==== RECORD EXTRACTS ====
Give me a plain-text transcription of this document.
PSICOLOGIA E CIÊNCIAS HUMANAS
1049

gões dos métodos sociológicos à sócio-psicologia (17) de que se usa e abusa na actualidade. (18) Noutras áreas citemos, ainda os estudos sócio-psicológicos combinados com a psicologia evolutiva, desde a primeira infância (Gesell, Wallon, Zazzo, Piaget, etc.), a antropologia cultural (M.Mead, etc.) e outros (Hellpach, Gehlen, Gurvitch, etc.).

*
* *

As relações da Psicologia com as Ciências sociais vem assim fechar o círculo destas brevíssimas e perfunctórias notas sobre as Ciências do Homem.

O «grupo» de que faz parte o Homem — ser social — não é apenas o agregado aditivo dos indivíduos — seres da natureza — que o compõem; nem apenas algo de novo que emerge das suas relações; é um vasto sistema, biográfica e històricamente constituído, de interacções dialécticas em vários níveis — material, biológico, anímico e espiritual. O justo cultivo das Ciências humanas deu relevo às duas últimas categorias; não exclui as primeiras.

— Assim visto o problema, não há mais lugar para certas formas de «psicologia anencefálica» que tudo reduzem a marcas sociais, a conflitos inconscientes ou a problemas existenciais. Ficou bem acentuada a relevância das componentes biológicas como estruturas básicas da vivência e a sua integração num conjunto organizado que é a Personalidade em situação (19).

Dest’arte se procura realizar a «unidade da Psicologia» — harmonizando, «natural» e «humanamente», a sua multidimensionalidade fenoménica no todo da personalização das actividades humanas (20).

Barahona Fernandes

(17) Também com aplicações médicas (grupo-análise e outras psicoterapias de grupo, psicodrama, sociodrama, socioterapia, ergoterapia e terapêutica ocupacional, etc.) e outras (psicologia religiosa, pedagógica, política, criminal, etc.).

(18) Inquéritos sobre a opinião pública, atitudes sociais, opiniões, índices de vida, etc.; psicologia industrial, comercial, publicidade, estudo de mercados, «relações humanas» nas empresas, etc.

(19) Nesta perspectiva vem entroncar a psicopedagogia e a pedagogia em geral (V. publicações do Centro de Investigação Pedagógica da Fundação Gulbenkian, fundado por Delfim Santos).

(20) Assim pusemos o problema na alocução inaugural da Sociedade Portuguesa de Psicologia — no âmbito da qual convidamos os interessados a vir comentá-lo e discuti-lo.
====
WHAT IS REQUIRED >>
Say how many lines of the data hold the string "sobre". Reply with the number alone.

ANSWER TO THIS TASK >>
2